## EXERCISE GOAL
Search the records for the word "other" and report each line that has it.

## INPUT ROWS
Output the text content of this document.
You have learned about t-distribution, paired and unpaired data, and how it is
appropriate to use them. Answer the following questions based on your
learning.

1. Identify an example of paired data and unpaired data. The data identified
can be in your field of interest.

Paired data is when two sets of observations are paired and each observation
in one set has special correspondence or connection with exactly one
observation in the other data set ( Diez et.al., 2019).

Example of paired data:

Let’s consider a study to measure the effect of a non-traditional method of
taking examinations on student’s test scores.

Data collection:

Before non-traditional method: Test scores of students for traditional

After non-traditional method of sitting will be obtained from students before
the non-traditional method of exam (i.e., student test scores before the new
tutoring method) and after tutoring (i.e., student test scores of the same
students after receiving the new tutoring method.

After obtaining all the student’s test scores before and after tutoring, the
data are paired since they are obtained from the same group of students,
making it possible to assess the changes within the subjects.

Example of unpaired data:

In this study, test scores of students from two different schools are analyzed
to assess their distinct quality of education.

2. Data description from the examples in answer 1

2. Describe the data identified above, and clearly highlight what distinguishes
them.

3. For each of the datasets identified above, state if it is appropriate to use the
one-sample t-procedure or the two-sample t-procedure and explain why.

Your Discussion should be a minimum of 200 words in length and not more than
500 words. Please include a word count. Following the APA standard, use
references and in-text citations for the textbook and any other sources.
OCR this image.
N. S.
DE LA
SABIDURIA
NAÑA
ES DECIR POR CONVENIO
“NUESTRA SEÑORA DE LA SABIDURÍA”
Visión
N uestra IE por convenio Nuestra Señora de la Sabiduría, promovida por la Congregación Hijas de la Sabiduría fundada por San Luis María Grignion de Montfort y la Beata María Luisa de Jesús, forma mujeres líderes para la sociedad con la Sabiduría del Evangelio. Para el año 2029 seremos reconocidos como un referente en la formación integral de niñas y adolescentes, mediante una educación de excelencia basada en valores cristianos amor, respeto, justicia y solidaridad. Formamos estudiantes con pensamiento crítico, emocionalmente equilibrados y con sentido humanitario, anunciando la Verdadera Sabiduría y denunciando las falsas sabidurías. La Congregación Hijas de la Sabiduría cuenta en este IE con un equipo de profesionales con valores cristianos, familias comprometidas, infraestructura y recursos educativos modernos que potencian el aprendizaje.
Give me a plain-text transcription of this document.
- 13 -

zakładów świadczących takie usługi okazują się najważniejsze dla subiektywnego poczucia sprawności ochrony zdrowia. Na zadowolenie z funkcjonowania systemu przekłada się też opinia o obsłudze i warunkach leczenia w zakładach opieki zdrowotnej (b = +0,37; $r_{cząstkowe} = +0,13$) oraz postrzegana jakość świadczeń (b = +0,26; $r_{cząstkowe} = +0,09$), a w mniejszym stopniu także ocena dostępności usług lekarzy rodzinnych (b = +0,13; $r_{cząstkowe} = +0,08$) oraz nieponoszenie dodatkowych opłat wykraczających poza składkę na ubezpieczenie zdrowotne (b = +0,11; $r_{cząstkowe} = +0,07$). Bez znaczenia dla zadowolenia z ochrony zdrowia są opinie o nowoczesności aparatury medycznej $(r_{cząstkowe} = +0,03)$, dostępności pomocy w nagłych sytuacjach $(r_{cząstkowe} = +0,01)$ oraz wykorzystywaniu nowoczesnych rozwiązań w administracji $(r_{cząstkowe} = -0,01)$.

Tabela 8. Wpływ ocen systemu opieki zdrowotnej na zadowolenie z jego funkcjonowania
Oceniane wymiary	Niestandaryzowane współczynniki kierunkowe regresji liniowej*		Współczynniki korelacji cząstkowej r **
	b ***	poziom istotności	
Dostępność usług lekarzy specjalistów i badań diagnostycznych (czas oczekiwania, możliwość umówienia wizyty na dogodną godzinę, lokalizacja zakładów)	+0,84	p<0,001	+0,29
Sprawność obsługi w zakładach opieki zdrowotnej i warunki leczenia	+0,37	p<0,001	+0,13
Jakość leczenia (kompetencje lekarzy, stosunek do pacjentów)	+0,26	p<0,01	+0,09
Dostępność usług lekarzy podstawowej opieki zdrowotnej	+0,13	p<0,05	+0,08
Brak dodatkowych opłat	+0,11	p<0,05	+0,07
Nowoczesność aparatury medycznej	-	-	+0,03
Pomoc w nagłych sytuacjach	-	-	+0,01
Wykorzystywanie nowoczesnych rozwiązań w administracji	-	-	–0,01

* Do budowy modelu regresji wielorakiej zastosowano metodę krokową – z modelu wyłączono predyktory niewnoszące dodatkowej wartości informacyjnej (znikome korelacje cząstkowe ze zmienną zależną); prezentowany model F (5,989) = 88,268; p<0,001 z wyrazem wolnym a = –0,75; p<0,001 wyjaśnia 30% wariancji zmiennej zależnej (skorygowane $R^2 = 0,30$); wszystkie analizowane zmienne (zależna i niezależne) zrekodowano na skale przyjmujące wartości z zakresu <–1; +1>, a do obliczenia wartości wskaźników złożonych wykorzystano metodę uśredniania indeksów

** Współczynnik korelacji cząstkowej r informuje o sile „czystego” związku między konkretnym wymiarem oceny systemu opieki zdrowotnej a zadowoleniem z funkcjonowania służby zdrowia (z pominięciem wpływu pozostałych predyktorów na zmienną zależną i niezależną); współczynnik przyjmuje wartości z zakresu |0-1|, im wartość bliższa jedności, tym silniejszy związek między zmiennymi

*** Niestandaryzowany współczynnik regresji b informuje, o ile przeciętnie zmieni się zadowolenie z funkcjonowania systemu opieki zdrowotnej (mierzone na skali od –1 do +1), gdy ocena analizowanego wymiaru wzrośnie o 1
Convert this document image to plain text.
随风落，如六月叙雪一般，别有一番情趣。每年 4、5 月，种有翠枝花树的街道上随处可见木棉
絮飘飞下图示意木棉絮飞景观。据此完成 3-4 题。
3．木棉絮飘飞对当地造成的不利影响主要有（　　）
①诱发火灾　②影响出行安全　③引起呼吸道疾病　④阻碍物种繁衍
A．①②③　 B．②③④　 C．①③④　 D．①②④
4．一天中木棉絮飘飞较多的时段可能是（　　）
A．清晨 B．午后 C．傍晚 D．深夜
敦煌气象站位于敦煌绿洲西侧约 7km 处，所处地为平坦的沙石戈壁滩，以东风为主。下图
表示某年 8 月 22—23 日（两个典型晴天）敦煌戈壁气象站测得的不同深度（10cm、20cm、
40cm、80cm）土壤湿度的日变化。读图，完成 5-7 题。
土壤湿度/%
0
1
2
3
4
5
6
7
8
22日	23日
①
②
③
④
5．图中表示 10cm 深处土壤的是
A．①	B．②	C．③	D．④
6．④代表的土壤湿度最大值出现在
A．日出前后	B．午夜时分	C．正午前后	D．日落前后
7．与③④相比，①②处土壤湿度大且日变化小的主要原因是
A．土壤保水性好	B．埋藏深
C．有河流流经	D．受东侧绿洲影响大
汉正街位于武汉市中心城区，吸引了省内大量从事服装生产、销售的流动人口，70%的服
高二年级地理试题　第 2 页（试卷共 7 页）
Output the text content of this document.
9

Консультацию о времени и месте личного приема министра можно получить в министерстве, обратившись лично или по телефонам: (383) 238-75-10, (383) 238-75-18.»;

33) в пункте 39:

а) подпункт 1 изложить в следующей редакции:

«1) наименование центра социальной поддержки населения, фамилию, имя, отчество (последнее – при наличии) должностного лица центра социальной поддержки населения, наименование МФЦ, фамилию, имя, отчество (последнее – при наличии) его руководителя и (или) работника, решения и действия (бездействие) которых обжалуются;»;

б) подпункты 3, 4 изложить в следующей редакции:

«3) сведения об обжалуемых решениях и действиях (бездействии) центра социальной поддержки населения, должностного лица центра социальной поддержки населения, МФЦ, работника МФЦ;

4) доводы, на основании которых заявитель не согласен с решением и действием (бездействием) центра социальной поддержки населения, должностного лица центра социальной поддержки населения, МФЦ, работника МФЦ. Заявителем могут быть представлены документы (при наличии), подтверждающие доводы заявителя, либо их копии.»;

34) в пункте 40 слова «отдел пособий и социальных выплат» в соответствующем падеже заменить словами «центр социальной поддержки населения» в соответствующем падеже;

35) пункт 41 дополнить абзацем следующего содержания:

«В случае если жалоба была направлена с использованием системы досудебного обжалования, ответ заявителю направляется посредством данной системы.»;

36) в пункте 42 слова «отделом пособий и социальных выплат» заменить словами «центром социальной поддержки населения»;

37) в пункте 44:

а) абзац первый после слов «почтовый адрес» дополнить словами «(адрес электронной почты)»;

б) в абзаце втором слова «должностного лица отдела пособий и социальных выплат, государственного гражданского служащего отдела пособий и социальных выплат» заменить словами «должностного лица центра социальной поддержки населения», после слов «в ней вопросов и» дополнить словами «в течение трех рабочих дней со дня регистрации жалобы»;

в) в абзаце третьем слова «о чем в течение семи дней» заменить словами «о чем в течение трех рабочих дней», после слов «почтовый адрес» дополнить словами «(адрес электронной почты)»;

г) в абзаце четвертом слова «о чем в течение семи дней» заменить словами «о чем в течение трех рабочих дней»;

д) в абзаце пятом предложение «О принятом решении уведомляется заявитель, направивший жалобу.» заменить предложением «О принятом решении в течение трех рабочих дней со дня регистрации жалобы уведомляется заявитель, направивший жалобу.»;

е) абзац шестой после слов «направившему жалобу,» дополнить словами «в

## THE RESPONSE
observation in the other data set ( Diez et.al., 2019).
references and in-text citations for the textbook and any other sources.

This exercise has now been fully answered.